**SUPPLIED TEXT:**
══════════════════════════════
Privacy issue around the new WhatsApp policy
India lacks a dedicated law on privacy, cybersecurity and data localisation. The current data privacy regime viz. Information Technology (Reasonable security practices and procedures and sensitive personal data or information) Rules, 2011 (“IT Privacy Rules”) sit under the Information Technology Act, 2000 (“IT Act”) and is not sufficient to protect all kinds of data and is merely indicative of the practices and procedures to be followed. The Government may exercise its powers under Section 79 (2) (c) [read with Section 87 (2) (zg)] of the IT Act and ensure that WhatsApp does not share any data of its users with any third party or Facebook and its companies for any purpose whatsoever.
The Ministry of Electronics and Information Technology (“MEITY”) pursuant to its analysis of the Policy, has sent a list of questions to WhatsApp on the data security concerns. Some of the key questions about the disclosure of the categories of data collected by WhatsApp from its Indian users, details of the permissions and user consent sought by WhatsApp, the utility of each of the permission with respect to the functioning and specific service provided, the difference between Policy in other countries and India.
══════════════════════════════
**INFORMATION SUPPLIED:**
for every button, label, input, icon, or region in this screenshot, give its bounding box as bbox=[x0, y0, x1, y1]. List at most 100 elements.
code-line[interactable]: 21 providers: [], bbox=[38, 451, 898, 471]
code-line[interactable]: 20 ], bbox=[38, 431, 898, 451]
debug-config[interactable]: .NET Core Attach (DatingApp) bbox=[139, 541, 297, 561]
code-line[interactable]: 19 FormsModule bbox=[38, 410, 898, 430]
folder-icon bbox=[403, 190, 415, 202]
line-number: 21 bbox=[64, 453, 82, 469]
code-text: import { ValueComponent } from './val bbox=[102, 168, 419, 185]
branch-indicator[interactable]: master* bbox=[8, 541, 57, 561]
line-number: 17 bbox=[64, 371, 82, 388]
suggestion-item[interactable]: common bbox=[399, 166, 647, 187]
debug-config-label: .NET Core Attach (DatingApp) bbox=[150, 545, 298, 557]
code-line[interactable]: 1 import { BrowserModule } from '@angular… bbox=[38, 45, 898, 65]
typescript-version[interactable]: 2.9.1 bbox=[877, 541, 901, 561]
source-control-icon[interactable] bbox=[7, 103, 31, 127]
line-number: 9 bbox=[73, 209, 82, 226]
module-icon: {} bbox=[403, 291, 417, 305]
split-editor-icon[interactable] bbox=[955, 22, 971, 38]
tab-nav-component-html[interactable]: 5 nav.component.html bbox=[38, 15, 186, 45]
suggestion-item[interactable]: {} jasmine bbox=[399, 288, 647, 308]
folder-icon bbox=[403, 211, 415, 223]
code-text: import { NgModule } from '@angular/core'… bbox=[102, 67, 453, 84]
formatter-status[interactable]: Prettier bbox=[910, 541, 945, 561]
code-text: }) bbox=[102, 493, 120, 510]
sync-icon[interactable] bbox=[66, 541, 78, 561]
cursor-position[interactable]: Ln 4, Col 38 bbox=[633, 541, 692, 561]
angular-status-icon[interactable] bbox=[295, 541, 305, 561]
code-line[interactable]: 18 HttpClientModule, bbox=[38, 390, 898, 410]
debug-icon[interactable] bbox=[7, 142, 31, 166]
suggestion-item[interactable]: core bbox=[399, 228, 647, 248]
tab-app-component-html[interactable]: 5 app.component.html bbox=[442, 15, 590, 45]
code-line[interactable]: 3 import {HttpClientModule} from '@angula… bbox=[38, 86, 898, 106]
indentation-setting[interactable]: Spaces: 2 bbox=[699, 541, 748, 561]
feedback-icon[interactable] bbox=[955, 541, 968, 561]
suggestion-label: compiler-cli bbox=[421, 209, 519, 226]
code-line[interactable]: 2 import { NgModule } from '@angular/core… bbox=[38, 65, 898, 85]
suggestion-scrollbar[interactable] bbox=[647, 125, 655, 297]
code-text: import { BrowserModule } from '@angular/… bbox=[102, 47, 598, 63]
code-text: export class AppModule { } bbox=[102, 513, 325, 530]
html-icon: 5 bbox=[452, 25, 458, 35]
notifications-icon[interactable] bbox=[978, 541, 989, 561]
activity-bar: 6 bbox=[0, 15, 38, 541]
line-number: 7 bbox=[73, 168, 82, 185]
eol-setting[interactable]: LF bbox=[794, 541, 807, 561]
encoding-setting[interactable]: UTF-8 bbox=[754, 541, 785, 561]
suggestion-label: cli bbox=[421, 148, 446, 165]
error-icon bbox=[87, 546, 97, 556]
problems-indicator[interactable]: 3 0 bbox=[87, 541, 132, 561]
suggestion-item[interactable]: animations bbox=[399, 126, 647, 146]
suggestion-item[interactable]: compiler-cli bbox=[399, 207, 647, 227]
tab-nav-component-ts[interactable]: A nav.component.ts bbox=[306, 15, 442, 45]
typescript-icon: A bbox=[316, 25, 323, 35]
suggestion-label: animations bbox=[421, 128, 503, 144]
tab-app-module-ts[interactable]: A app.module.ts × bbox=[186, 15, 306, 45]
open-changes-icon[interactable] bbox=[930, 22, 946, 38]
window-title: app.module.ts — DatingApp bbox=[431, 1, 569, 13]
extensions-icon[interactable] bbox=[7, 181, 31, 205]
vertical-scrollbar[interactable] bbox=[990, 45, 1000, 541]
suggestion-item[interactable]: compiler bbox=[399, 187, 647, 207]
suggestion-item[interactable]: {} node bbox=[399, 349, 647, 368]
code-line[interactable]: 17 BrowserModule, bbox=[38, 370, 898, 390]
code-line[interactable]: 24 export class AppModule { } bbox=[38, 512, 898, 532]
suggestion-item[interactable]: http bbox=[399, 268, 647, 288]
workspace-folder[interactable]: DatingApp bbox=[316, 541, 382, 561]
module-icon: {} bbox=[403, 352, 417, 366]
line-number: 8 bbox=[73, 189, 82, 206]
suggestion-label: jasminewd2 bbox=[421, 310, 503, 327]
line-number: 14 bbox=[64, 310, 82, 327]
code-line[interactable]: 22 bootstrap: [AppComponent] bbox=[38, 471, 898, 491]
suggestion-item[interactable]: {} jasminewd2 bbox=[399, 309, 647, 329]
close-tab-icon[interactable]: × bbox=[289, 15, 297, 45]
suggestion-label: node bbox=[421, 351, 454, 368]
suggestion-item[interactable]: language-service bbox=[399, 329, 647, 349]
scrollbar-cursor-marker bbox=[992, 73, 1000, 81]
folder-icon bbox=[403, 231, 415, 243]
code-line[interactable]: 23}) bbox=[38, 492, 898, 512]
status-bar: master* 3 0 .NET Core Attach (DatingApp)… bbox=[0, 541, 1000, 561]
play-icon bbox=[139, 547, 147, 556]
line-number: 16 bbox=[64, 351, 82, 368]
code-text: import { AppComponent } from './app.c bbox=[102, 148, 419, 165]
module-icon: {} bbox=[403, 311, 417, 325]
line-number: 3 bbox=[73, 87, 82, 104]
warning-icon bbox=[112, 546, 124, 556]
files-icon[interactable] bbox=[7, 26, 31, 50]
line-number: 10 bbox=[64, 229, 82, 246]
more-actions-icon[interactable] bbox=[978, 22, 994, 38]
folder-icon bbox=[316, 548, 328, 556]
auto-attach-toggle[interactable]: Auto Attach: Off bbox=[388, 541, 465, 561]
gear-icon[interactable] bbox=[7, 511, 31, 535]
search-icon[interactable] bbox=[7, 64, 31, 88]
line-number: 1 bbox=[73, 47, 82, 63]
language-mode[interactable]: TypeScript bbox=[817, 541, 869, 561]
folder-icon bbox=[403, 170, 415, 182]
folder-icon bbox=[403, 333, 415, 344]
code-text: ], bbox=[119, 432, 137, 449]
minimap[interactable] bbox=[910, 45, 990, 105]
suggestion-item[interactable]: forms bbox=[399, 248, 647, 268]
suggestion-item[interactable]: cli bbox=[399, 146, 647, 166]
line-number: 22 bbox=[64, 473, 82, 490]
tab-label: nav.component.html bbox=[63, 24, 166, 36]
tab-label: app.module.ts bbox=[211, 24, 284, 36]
══════════════════════════════
**SET OF TASKS:**
(1) Rewrite the WhatsApp policy text from "Privacy issue around" up to and including "any purpose whatsoever.", replacing "Government" with "Union Government".
(2) Answer these questions from the WhatsApp policy text:
(a) Under which act do the IT Privacy Rules sit?
(b) Which ministry sent a list of questions to WhatsApp?
(c) Under which section of the IT Act may the Government exercise its powers to stop WhatsApp from sharing user data?
(3) Continue the WhatsApp policy text from the point where it stops.

**OUTPUTS IN ORDER:**
(1)
Privacy issue around the new WhatsApp policy
India lacks a dedicated law on privacy, cybersecurity and data localisation. The current data privacy regime viz. Information Technology (Reasonable security practices and procedures and sensitive personal data or information) Rules, 2011 (“IT Privacy Rules”) sit under the Information Technology Act, 2000 (“IT Act”) and is not sufficient to protect all kinds of data and is merely indicative of the practices and procedures to be followed. The Union Government may exercise its powers under Section 79 (2) (c) [read with Section 87 (2) (zg)] of the IT Act and ensure that WhatsApp does not share any data of its users with any third party or Facebook and its companies for any purpose whatsoever.

(2)
(a) The Information Technology Act, 2000 ("IT Act").
(b) The Ministry of Electronics and Information Technology ("MEITY").
(c) Section 79 (2) (c), read with Section 87 (2) (zg).

(3)
As per the government sources, the Policy may impact the status of WhatsApp as an ‘intermediary’ as defined under the Information Technology (Intermediaries guidelines) Rules, 2011 (“IT Intermediary Guidelines”) issued under the IT Act. The IT Intermediary Guidelines impose strict obligations upon an intermediary to put in place proper safeguards to ensure that all the personal information of a person is protected at all costs by such an intermediary. Therefore, the collection of information pertaining to financial settlements, location of the user by WhatsApp raises serious issues and the Policy must be reviewed from the perspective of the IT Intermediary Guidelines.
The issue has once again raised questions about what constitutes legitimate uses of data and how businesses, governments and political parties can and cannot use data. A White Paper produced by a government-appointed committee, headed by retired judge B.N. Srikrishna suggested a hybrid approach in the formulation of data protection law of the country which combines the EU rights-based approach, the U.S. approach of using data with consent to encourage innovation, and an Indian approach, which takes note of the Supreme Court’s ruling that privacy is a fundamental right subject to reasonable restrictions.